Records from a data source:
····················
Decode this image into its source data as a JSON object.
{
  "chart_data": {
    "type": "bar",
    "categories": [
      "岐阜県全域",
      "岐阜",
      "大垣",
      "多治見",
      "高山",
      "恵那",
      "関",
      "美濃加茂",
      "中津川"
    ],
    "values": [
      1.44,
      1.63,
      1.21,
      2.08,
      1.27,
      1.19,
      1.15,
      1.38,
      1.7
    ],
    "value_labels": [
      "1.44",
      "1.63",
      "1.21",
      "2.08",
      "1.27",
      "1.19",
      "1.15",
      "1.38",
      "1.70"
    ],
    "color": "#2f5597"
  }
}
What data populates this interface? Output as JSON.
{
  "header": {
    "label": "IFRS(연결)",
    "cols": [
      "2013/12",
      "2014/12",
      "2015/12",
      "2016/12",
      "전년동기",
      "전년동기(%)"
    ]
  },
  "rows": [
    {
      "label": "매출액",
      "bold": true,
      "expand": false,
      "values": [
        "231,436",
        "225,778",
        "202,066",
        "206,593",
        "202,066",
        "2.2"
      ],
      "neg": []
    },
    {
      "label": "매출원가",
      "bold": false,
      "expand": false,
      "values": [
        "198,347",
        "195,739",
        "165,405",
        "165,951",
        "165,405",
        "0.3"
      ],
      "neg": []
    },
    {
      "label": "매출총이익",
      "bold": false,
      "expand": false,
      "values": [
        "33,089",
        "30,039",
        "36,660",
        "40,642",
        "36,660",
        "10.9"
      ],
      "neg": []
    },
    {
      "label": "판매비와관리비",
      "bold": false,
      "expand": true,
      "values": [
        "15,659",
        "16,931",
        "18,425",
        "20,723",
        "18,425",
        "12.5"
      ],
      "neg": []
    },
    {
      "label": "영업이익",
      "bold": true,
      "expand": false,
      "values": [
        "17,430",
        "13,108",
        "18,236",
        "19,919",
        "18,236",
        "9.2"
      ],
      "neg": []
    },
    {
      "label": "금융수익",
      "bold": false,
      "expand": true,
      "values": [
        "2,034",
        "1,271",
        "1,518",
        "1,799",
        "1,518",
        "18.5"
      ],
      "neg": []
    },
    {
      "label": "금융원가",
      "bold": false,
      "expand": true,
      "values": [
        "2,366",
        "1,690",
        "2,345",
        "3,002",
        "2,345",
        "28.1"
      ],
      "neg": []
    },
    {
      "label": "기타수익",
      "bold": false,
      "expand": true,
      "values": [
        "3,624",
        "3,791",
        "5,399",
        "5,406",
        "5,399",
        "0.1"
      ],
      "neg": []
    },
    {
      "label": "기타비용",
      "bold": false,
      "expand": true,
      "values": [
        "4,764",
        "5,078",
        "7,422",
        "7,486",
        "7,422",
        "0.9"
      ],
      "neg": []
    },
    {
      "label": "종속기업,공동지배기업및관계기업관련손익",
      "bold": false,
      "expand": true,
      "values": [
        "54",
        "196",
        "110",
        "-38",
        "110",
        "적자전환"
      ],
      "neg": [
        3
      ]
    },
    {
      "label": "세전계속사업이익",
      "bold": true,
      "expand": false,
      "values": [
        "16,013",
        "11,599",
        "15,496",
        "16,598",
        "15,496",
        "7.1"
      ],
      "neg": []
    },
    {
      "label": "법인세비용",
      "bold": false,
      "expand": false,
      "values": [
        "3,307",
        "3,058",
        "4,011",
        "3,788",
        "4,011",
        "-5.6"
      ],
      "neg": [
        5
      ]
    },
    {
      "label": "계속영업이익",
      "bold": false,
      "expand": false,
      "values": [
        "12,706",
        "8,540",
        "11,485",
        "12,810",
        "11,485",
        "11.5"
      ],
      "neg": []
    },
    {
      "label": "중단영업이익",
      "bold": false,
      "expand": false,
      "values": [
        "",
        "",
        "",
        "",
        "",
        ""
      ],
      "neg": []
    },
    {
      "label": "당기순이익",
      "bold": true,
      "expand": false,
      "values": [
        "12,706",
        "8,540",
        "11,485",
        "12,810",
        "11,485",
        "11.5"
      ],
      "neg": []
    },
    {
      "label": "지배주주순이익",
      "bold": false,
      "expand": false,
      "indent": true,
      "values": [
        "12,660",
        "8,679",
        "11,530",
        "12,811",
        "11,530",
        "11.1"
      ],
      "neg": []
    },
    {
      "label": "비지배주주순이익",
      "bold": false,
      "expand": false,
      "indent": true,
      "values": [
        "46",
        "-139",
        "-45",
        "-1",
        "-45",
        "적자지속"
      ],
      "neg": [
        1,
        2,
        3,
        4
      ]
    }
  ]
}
····················
Copy down the whole of the data above, matching it exactly.

Decode this image into its source data as a JSON object.
{
  "chart_data": {
    "type": "bar",
    "categories": [
      "岐阜県全域",
      "岐阜",
      "大垣",
      "多治見",
      "高山",
      "恵那",
      "関",
      "美濃加茂",
      "中津川"
    ],
    "values": [
      1.44,
      1.63,
      1.21,
      2.08,
      1.27,
      1.19,
      1.15,
      1.38,
      1.7
    ],
    "value_labels": [
      "1.44",
      "1.63",
      "1.21",
      "2.08",
      "1.27",
      "1.19",
      "1.15",
      "1.38",
      "1.70"
    ],
    "color": "#2f5597"
  }
}
What data populates this interface? Output as JSON.
{
  "header": {
    "label": "IFRS(연결)",
    "cols": [
      "2013/12",
      "2014/12",
      "2015/12",
      "2016/12",
      "전년동기",
      "전년동기(%)"
    ]
  },
  "rows": [
    {
      "label": "매출액",
      "bold": true,
      "expand": false,
      "values": [
        "231,436",
        "225,778",
        "202,066",
        "206,593",
        "202,066",
        "2.2"
      ],
      "neg": []
    },
    {
      "label": "매출원가",
      "bold": false,
      "expand": false,
      "values": [
        "198,347",
        "195,739",
        "165,405",
        "165,951",
        "165,405",
        "0.3"
      ],
      "neg": []
    },
    {
      "label": "매출총이익",
      "bold": false,
      "expand": false,
      "values": [
        "33,089",
        "30,039",
        "36,660",
        "40,642",
        "36,660",
        "10.9"
      ],
      "neg": []
    },
    {
      "label": "판매비와관리비",
      "bold": false,
      "expand": true,
      "values": [
        "15,659",
        "16,931",
        "18,425",
        "20,723",
        "18,425",
        "12.5"
      ],
      "neg": []
    },
    {
      "label": "영업이익",
      "bold": true,
      "expand": false,
      "values": [
        "17,430",
        "13,108",
        "18,236",
        "19,919",
        "18,236",
        "9.2"
      ],
      "neg": []
    },
    {
      "label": "금융수익",
      "bold": false,
      "expand": true,
      "values": [
        "2,034",
        "1,271",
        "1,518",
        "1,799",
        "1,518",
        "18.5"
      ],
      "neg": []
    },
    {
      "label": "금융원가",
      "bold": false,
      "expand": true,
      "values": [
        "2,366",
        "1,690",
        "2,345",
        "3,002",
        "2,345",
        "28.1"
      ],
      "neg": []
    },
    {
      "label": "기타수익",
      "bold": false,
      "expand": true,
      "values": [
        "3,624",
        "3,791",
        "5,399",
        "5,406",
        "5,399",
        "0.1"
      ],
      "neg": []
    },
    {
      "label": "기타비용",
      "bold": false,
      "expand": true,
      "values": [
        "4,764",
        "5,078",
        "7,422",
        "7,486",
        "7,422",
        "0.9"
      ],
      "neg": []
    },
    {
      "label": "종속기업,공동지배기업및관계기업관련손익",
      "bold": false,
      "expand": true,
      "values": [
        "54",
        "196",
        "110",
        "-38",
        "110",
        "적자전환"
      ],
      "neg": [
        3
      ]
    },
    {
      "label": "세전계속사업이익",
      "bold": true,
      "expand": false,
      "values": [
        "16,013",
        "11,599",
        "15,496",
        "16,598",
        "15,496",
        "7.1"
      ],
      "neg": []
    },
    {
      "label": "법인세비용",
      "bold": false,
      "expand": false,
      "values": [
        "3,307",
        "3,058",
        "4,011",
        "3,788",
        "4,011",
        "-5.6"
      ],
      "neg": [
        5
      ]
    },
    {
      "label": "계속영업이익",
      "bold": false,
      "expand": false,
      "values": [
        "12,706",
        "8,540",
        "11,485",
        "12,810",
        "11,485",
        "11.5"
      ],
      "neg": []
    },
    {
      "label": "중단영업이익",
      "bold": false,
      "expand": false,
      "values": [
        "",
        "",
        "",
        "",
        "",
        ""
      ],
      "neg": []
    },
    {
      "label": "당기순이익",
      "bold": true,
      "expand": false,
      "values": [
        "12,706",
        "8,540",
        "11,485",
        "12,810",
        "11,485",
        "11.5"
      ],
      "neg": []
    },
    {
      "label": "지배주주순이익",
      "bold": false,
      "expand": false,
      "indent": true,
      "values": [
        "12,660",
        "8,679",
        "11,530",
        "12,811",
        "11,530",
        "11.1"
      ],
      "neg": []
    },
    {
      "label": "비지배주주순이익",
      "bold": false,
      "expand": false,
      "indent": true,
      "values": [
        "46",
        "-139",
        "-45",
        "-1",
        "-45",
        "적자지속"
      ],
      "neg": [
        1,
        2,
        3,
        4
      ]
    }
  ]
}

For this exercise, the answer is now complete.